Stored items from a collection:
####################

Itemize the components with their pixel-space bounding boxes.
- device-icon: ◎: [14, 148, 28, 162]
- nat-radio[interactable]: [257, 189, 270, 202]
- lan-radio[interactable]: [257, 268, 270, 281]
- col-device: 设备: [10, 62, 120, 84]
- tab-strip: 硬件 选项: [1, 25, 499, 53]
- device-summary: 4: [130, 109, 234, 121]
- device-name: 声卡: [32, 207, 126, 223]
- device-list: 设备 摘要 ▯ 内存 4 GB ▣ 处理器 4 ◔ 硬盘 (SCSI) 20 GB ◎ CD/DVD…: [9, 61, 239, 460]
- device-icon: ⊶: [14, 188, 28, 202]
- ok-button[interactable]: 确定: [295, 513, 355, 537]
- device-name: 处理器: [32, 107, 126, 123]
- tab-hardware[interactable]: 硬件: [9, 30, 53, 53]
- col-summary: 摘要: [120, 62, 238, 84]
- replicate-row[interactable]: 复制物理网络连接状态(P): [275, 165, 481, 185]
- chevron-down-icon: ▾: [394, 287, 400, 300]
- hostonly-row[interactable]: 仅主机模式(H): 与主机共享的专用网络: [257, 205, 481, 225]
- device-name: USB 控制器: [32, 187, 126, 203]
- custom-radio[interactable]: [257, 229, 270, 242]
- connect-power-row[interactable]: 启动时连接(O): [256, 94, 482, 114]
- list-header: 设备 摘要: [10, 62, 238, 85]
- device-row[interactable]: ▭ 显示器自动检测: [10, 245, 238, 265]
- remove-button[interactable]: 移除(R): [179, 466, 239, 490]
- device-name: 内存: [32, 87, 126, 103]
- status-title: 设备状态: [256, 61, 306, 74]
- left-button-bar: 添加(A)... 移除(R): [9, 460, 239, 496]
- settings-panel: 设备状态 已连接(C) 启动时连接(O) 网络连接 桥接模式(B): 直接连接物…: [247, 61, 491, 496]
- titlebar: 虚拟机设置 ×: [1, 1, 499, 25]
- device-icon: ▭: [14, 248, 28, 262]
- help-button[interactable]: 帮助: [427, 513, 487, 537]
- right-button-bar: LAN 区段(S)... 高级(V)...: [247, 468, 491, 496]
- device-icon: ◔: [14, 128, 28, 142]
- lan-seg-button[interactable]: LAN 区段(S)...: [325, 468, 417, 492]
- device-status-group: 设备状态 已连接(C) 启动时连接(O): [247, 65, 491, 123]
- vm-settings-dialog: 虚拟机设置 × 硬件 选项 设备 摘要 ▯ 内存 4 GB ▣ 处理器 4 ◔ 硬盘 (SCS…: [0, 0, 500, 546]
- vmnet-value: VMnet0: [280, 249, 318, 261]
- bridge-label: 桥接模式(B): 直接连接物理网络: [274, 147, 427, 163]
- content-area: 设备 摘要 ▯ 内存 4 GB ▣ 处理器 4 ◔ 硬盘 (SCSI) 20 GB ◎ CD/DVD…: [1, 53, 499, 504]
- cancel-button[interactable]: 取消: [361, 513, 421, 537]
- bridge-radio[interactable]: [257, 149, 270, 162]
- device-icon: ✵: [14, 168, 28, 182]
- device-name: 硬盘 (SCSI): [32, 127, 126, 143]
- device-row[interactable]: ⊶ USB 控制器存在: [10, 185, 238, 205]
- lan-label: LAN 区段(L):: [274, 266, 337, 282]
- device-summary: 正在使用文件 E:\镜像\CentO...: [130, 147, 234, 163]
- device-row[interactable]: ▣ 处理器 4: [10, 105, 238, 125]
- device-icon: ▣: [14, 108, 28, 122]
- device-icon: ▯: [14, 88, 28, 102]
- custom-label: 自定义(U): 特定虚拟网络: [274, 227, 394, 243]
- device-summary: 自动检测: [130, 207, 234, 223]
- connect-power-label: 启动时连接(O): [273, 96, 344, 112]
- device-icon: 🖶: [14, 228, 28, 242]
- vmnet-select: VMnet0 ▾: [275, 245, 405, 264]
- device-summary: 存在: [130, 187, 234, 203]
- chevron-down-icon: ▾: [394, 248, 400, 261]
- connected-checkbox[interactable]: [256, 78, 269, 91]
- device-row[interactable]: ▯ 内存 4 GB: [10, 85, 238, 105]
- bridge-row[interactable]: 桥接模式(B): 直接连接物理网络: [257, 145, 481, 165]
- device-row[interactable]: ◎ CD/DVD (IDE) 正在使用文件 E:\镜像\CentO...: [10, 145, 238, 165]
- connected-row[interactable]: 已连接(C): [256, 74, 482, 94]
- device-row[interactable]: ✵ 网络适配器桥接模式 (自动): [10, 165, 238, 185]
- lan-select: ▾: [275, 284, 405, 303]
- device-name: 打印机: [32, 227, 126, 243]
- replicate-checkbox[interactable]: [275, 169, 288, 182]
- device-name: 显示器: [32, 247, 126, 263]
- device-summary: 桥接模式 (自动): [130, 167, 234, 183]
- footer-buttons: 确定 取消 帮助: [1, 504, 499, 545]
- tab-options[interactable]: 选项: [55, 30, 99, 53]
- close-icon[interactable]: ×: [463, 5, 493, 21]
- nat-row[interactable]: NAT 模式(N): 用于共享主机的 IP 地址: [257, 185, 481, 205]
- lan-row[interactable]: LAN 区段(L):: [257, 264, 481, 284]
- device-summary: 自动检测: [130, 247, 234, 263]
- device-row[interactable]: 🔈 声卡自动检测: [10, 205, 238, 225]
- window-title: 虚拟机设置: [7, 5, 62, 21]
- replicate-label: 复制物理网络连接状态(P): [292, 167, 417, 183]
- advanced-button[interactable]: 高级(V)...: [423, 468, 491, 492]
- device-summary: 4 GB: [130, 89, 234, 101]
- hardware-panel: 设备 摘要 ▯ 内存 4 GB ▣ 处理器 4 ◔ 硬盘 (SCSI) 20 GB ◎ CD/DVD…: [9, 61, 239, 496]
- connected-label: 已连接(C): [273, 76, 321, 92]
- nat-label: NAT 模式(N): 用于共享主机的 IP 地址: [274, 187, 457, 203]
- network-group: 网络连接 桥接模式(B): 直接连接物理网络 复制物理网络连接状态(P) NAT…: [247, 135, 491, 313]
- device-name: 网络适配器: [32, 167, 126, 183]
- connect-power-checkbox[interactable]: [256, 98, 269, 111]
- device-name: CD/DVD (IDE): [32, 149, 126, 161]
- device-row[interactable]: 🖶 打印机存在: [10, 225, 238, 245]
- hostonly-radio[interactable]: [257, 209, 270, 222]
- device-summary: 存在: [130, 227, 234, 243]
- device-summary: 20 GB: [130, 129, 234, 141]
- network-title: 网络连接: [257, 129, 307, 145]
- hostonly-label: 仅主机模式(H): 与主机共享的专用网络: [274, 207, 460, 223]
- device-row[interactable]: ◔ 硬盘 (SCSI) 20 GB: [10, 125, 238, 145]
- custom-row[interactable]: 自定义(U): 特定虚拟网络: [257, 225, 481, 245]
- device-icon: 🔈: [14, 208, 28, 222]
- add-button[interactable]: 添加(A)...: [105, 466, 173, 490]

####################

**GIVEN PROBLEM**
Quote each of the items above word for word.

**ANSWER**
Itemize the components with their pixel-space bounding boxes.
- device-icon: ◎: [14, 148, 28, 162]
- nat-radio[interactable]: [257, 189, 270, 202]
- lan-radio[interactable]: [257, 268, 270, 281]
- col-device: 设备: [10, 62, 120, 84]
- tab-strip: 硬件 选项: [1, 25, 499, 53]
- device-summary: 4: [130, 109, 234, 121]
- device-name: 声卡: [32, 207, 126, 223]
- device-list: 设备 摘要 ▯ 内存 4 GB ▣ 处理器 4 ◔ 硬盘 (SCSI) 20 GB ◎ CD/DVD…: [9, 61, 239, 460]
- device-icon: ⊶: [14, 188, 28, 202]
- ok-button[interactable]: 确定: [295, 513, 355, 537]
- device-name: 处理器: [32, 107, 126, 123]
- tab-hardware[interactable]: 硬件: [9, 30, 53, 53]
- col-summary: 摘要: [120, 62, 238, 84]
- replicate-row[interactable]: 复制物理网络连接状态(P): [275, 165, 481, 185]
- chevron-down-icon: ▾: [394, 287, 400, 300]
- hostonly-row[interactable]: 仅主机模式(H): 与主机共享的专用网络: [257, 205, 481, 225]
- device-name: USB 控制器: [32, 187, 126, 203]
- custom-radio[interactable]: [257, 229, 270, 242]
- connect-power-row[interactable]: 启动时连接(O): [256, 94, 482, 114]
- list-header: 设备 摘要: [10, 62, 238, 85]
- device-row[interactable]: ▭ 显示器自动检测: [10, 245, 238, 265]
- remove-button[interactable]: 移除(R): [179, 466, 239, 490]
- device-name: 内存: [32, 87, 126, 103]
- status-title: 设备状态: [256, 61, 306, 74]
- left-button-bar: 添加(A)... 移除(R): [9, 460, 239, 496]
- settings-panel: 设备状态 已连接(C) 启动时连接(O) 网络连接 桥接模式(B): 直接连接物…: [247, 61, 491, 496]
- titlebar: 虚拟机设置 ×: [1, 1, 499, 25]
- device-icon: ▭: [14, 248, 28, 262]
- help-button[interactable]: 帮助: [427, 513, 487, 537]
- right-button-bar: LAN 区段(S)... 高级(V)...: [247, 468, 491, 496]
- device-icon: ◔: [14, 128, 28, 142]
- lan-seg-button[interactable]: LAN 区段(S)...: [325, 468, 417, 492]
- device-status-group: 设备状态 已连接(C) 启动时连接(O): [247, 65, 491, 123]
- vm-settings-dialog: 虚拟机设置 × 硬件 选项 设备 摘要 ▯ 内存 4 GB ▣ 处理器 4 ◔ 硬盘 (SCS…: [0, 0, 500, 546]
- vmnet-value: VMnet0: [280, 249, 318, 261]
- bridge-label: 桥接模式(B): 直接连接物理网络: [274, 147, 427, 163]
- content-area: 设备 摘要 ▯ 内存 4 GB ▣ 处理器 4 ◔ 硬盘 (SCSI) 20 GB ◎ CD/DVD…: [1, 53, 499, 504]
- cancel-button[interactable]: 取消: [361, 513, 421, 537]
- bridge-radio[interactable]: [257, 149, 270, 162]
- device-icon: ✵: [14, 168, 28, 182]
- device-name: 硬盘 (SCSI): [32, 127, 126, 143]
- device-row[interactable]: ⊶ USB 控制器存在: [10, 185, 238, 205]
- lan-label: LAN 区段(L):: [274, 266, 337, 282]
- device-summary: 正在使用文件 E:\镜像\CentO...: [130, 147, 234, 163]
- device-row[interactable]: ▣ 处理器 4: [10, 105, 238, 125]
- device-icon: ▣: [14, 108, 28, 122]
- device-icon: ▯: [14, 88, 28, 102]
- custom-label: 自定义(U): 特定虚拟网络: [274, 227, 394, 243]
- device-summary: 自动检测: [130, 207, 234, 223]
- connect-power-label: 启动时连接(O): [273, 96, 344, 112]
- device-icon: 🖶: [14, 228, 28, 242]
- vmnet-select: VMnet0 ▾: [275, 245, 405, 264]
- device-summary: 存在: [130, 187, 234, 203]
- chevron-down-icon: ▾: [394, 248, 400, 261]
- connected-checkbox[interactable]: [256, 78, 269, 91]
- device-row[interactable]: ▯ 内存 4 GB: [10, 85, 238, 105]
- bridge-row[interactable]: 桥接模式(B): 直接连接物理网络: [257, 145, 481, 165]
- device-row[interactable]: ◎ CD/DVD (IDE) 正在使用文件 E:\镜像\CentO...: [10, 145, 238, 165]
- connected-row[interactable]: 已连接(C): [256, 74, 482, 94]
- device-row[interactable]: ✵ 网络适配器桥接模式 (自动): [10, 165, 238, 185]
- lan-select: ▾: [275, 284, 405, 303]
- device-name: 打印机: [32, 227, 126, 243]
- replicate-checkbox[interactable]: [275, 169, 288, 182]
- device-name: 显示器: [32, 247, 126, 263]
- device-summary: 桥接模式 (自动): [130, 167, 234, 183]
- footer-buttons: 确定 取消 帮助: [1, 504, 499, 545]
- tab-options[interactable]: 选项: [55, 30, 99, 53]
- close-icon[interactable]: ×: [463, 5, 493, 21]
- nat-row[interactable]: NAT 模式(N): 用于共享主机的 IP 地址: [257, 185, 481, 205]
- lan-row[interactable]: LAN 区段(L):: [257, 264, 481, 284]
- device-summary: 自动检测: [130, 247, 234, 263]
- device-row[interactable]: 🔈 声卡自动检测: [10, 205, 238, 225]
- window-title: 虚拟机设置: [7, 5, 62, 21]
- replicate-label: 复制物理网络连接状态(P): [292, 167, 417, 183]
- advanced-button[interactable]: 高级(V)...: [423, 468, 491, 492]
- device-summary: 4 GB: [130, 89, 234, 101]
- hardware-panel: 设备 摘要 ▯ 内存 4 GB ▣ 处理器 4 ◔ 硬盘 (SCSI) 20 GB ◎ CD/DVD…: [9, 61, 239, 496]
- connected-label: 已连接(C): [273, 76, 321, 92]
- nat-label: NAT 模式(N): 用于共享主机的 IP 地址: [274, 187, 457, 203]
- network-group: 网络连接 桥接模式(B): 直接连接物理网络 复制物理网络连接状态(P) NAT…: [247, 135, 491, 313]
- device-name: 网络适配器: [32, 167, 126, 183]
- connect-power-checkbox[interactable]: [256, 98, 269, 111]
- device-name: CD/DVD (IDE): [32, 149, 126, 161]
- device-row[interactable]: 🖶 打印机存在: [10, 225, 238, 245]
- hostonly-radio[interactable]: [257, 209, 270, 222]
- device-summary: 存在: [130, 227, 234, 243]
- device-summary: 20 GB: [130, 129, 234, 141]
- network-title: 网络连接: [257, 129, 307, 145]
- hostonly-label: 仅主机模式(H): 与主机共享的专用网络: [274, 207, 460, 223]
- device-row[interactable]: ◔ 硬盘 (SCSI) 20 GB: [10, 125, 238, 145]
- custom-row[interactable]: 自定义(U): 特定虚拟网络: [257, 225, 481, 245]
- device-icon: 🔈: [14, 208, 28, 222]
- add-button[interactable]: 添加(A)...: [105, 466, 173, 490]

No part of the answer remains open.